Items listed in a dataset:
------------------------

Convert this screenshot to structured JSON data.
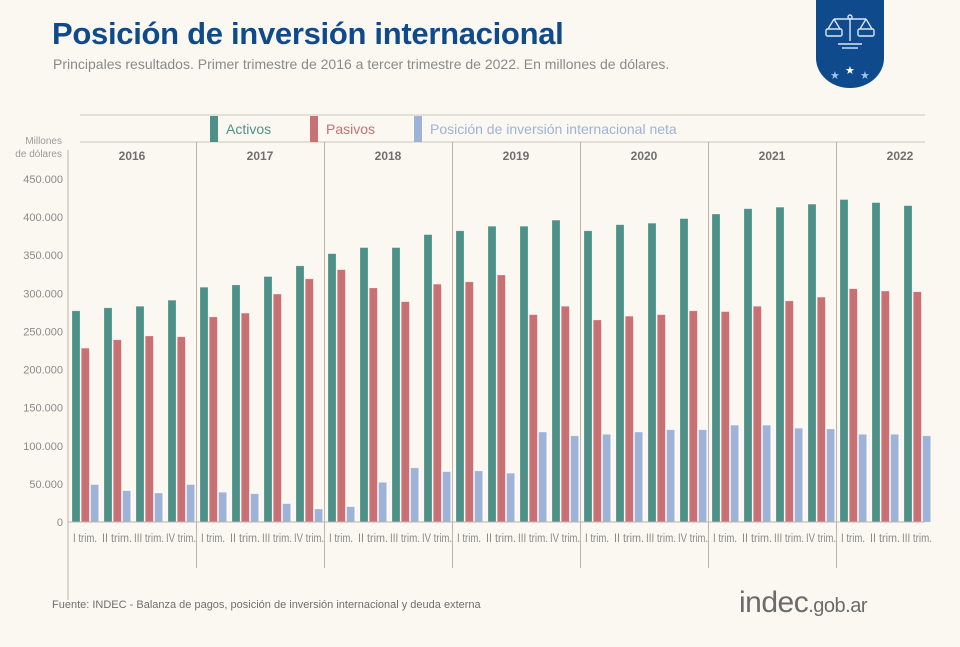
{
  "header": {
    "title": "Posición de inversión internacional",
    "subtitle": "Principales resultados. Primer trimestre de 2016 a tercer trimestre de 2022. En millones de dólares."
  },
  "badge": {
    "icon": "scale-balance-icon",
    "stars": 3,
    "color": "#0f4a8c"
  },
  "footer": {
    "source": "Fuente: INDEC -  Balanza de pagos, posición de inversión internacional y deuda externa",
    "logo_main": "indec",
    "logo_suffix": ".gob.ar"
  },
  "chart_data": {
    "type": "bar",
    "title": "Posición de inversión internacional",
    "ylabel": "Millones de dólares",
    "ylabel_lines": [
      "Millones",
      "de dólares"
    ],
    "xlabel": "",
    "ylim": [
      0,
      450000
    ],
    "yticks": [
      0,
      50000,
      100000,
      150000,
      200000,
      250000,
      300000,
      350000,
      400000,
      450000
    ],
    "ytick_labels": [
      "0",
      "50.000",
      "100.000",
      "150.000",
      "200.000",
      "250.000",
      "300.000",
      "350.000",
      "400.000",
      "450.000"
    ],
    "grid": false,
    "legend_position": "top",
    "groups": [
      {
        "year": "2016",
        "quarters": [
          "I trim.",
          "II trim.",
          "III trim.",
          "IV trim."
        ]
      },
      {
        "year": "2017",
        "quarters": [
          "I trim.",
          "II trim.",
          "III trim.",
          "IV trim."
        ]
      },
      {
        "year": "2018",
        "quarters": [
          "I trim.",
          "II trim.",
          "III trim.",
          "IV trim."
        ]
      },
      {
        "year": "2019",
        "quarters": [
          "I trim.",
          "II trim.",
          "III trim.",
          "IV trim."
        ]
      },
      {
        "year": "2020",
        "quarters": [
          "I trim.",
          "II trim.",
          "III trim.",
          "IV trim."
        ]
      },
      {
        "year": "2021",
        "quarters": [
          "I trim.",
          "II trim.",
          "III trim.",
          "IV trim."
        ]
      },
      {
        "year": "2022",
        "quarters": [
          "I trim.",
          "II trim.",
          "III trim."
        ]
      }
    ],
    "series": [
      {
        "name": "Activos",
        "color": "#4e9189",
        "values": [
          277000,
          281000,
          283000,
          291000,
          308000,
          311000,
          322000,
          336000,
          352000,
          360000,
          360000,
          377000,
          382000,
          388000,
          388000,
          396000,
          382000,
          390000,
          392000,
          398000,
          404000,
          411000,
          413000,
          417000,
          423000,
          419000,
          415000
        ]
      },
      {
        "name": "Pasivos",
        "color": "#c87073",
        "values": [
          228000,
          239000,
          244000,
          243000,
          269000,
          274000,
          299000,
          319000,
          331000,
          307000,
          289000,
          312000,
          315000,
          324000,
          272000,
          283000,
          265000,
          270000,
          272000,
          277000,
          276000,
          283000,
          290000,
          295000,
          306000,
          303000,
          302000
        ]
      },
      {
        "name": "Posición de inversión internacional neta",
        "color": "#9db3d8",
        "values": [
          49000,
          41000,
          38000,
          49000,
          39000,
          37000,
          24000,
          17000,
          20000,
          52000,
          71000,
          66000,
          67000,
          64000,
          118000,
          113000,
          115000,
          118000,
          121000,
          121000,
          127000,
          127000,
          123000,
          122000,
          115000,
          115000,
          113000
        ]
      }
    ]
  }
}
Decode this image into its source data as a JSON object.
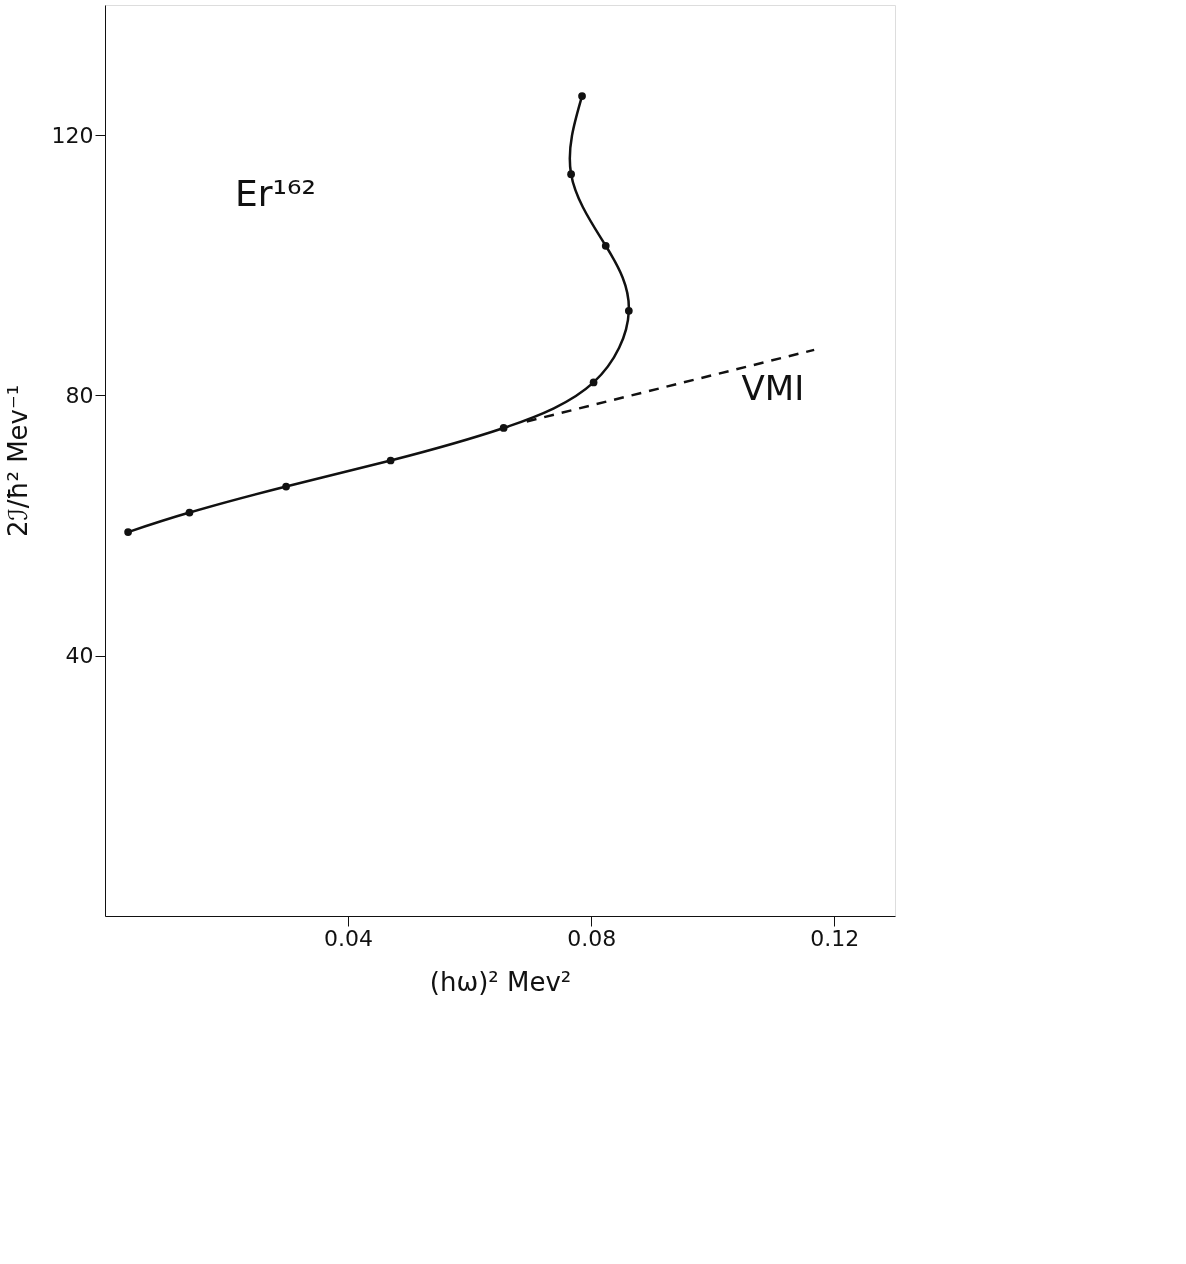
{
  "chart_data": {
    "type": "line",
    "xlabel": "(hω)²  Mev²",
    "ylabel": "2ℐ/ħ²  Mev⁻¹",
    "annotations": [
      "Er¹⁶²"
    ],
    "xlim": [
      0,
      0.13
    ],
    "ylim": [
      0,
      140
    ],
    "xticks": [
      0.04,
      0.08,
      0.12
    ],
    "yticks": [
      40,
      80,
      120
    ],
    "grid": false,
    "series": [
      {
        "color": "#111111",
        "marker": "circle",
        "line_style": "solid",
        "x": [
          0.0038,
          0.0139,
          0.0298,
          0.047,
          0.0656,
          0.0804,
          0.0862,
          0.0824,
          0.0767,
          0.0785
        ],
        "values": [
          59,
          62,
          66,
          70,
          75,
          82,
          93,
          103,
          114,
          126
        ]
      },
      {
        "name": "VMI",
        "color": "#111111",
        "marker": "none",
        "line_style": "dashed",
        "x": [
          0.0694,
          0.1167
        ],
        "values": [
          76,
          87
        ]
      }
    ]
  }
}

------------------------

**Short exercise**
Reproduce every line above as written, skipping pictures.

**Output below**
Convert this screenshot to structured JSON data.
{
  "header": {
    "title": "Posición de inversión internacional",
    "subtitle": "Principales resultados. Primer trimestre de 2016 a tercer trimestre de 2022. En millones de dólares."
  },
  "badge": {
    "icon": "scale-balance-icon",
    "stars": 3,
    "color": "#0f4a8c"
  },
  "footer": {
    "source": "Fuente: INDEC -  Balanza de pagos, posición de inversión internacional y deuda externa",
    "logo_main": "indec",
    "logo_suffix": ".gob.ar"
  },
  "chart_data": {
    "type": "bar",
    "title": "Posición de inversión internacional",
    "ylabel": "Millones de dólares",
    "ylabel_lines": [
      "Millones",
      "de dólares"
    ],
    "xlabel": "",
    "ylim": [
      0,
      450000
    ],
    "yticks": [
      0,
      50000,
      100000,
      150000,
      200000,
      250000,
      300000,
      350000,
      400000,
      450000
    ],
    "ytick_labels": [
      "0",
      "50.000",
      "100.000",
      "150.000",
      "200.000",
      "250.000",
      "300.000",
      "350.000",
      "400.000",
      "450.000"
    ],
    "grid": false,
    "legend_position": "top",
    "groups": [
      {
        "year": "2016",
        "quarters": [
          "I trim.",
          "II trim.",
          "III trim.",
          "IV trim."
        ]
      },
      {
        "year": "2017",
        "quarters": [
          "I trim.",
          "II trim.",
          "III trim.",
          "IV trim."
        ]
      },
      {
        "year": "2018",
        "quarters": [
          "I trim.",
          "II trim.",
          "III trim.",
          "IV trim."
        ]
      },
      {
        "year": "2019",
        "quarters": [
          "I trim.",
          "II trim.",
          "III trim.",
          "IV trim."
        ]
      },
      {
        "year": "2020",
        "quarters": [
          "I trim.",
          "II trim.",
          "III trim.",
          "IV trim."
        ]
      },
      {
        "year": "2021",
        "quarters": [
          "I trim.",
          "II trim.",
          "III trim.",
          "IV trim."
        ]
      },
      {
        "year": "2022",
        "quarters": [
          "I trim.",
          "II trim.",
          "III trim."
        ]
      }
    ],
    "series": [
      {
        "name": "Activos",
        "color": "#4e9189",
        "values": [
          277000,
          281000,
          283000,
          291000,
          308000,
          311000,
          322000,
          336000,
          352000,
          360000,
          360000,
          377000,
          382000,
          388000,
          388000,
          396000,
          382000,
          390000,
          392000,
          398000,
          404000,
          411000,
          413000,
          417000,
          423000,
          419000,
          415000
        ]
      },
      {
        "name": "Pasivos",
        "color": "#c87073",
        "values": [
          228000,
          239000,
          244000,
          243000,
          269000,
          274000,
          299000,
          319000,
          331000,
          307000,
          289000,
          312000,
          315000,
          324000,
          272000,
          283000,
          265000,
          270000,
          272000,
          277000,
          276000,
          283000,
          290000,
          295000,
          306000,
          303000,
          302000
        ]
      },
      {
        "name": "Posición de inversión internacional neta",
        "color": "#9db3d8",
        "values": [
          49000,
          41000,
          38000,
          49000,
          39000,
          37000,
          24000,
          17000,
          20000,
          52000,
          71000,
          66000,
          67000,
          64000,
          118000,
          113000,
          115000,
          118000,
          121000,
          121000,
          127000,
          127000,
          123000,
          122000,
          115000,
          115000,
          113000
        ]
      }
    ]
  }
}
Decode this image into its source data as a JSON object.
{
  "chart_data": {
    "type": "line",
    "xlabel": "(hω)²  Mev²",
    "ylabel": "2ℐ/ħ²  Mev⁻¹",
    "annotations": [
      "Er¹⁶²"
    ],
    "xlim": [
      0,
      0.13
    ],
    "ylim": [
      0,
      140
    ],
    "xticks": [
      0.04,
      0.08,
      0.12
    ],
    "yticks": [
      40,
      80,
      120
    ],
    "grid": false,
    "series": [
      {
        "color": "#111111",
        "marker": "circle",
        "line_style": "solid",
        "x": [
          0.0038,
          0.0139,
          0.0298,
          0.047,
          0.0656,
          0.0804,
          0.0862,
          0.0824,
          0.0767,
          0.0785
        ],
        "values": [
          59,
          62,
          66,
          70,
          75,
          82,
          93,
          103,
          114,
          126
        ]
      },
      {
        "name": "VMI",
        "color": "#111111",
        "marker": "none",
        "line_style": "dashed",
        "x": [
          0.0694,
          0.1167
        ],
        "values": [
          76,
          87
        ]
      }
    ]
  }
}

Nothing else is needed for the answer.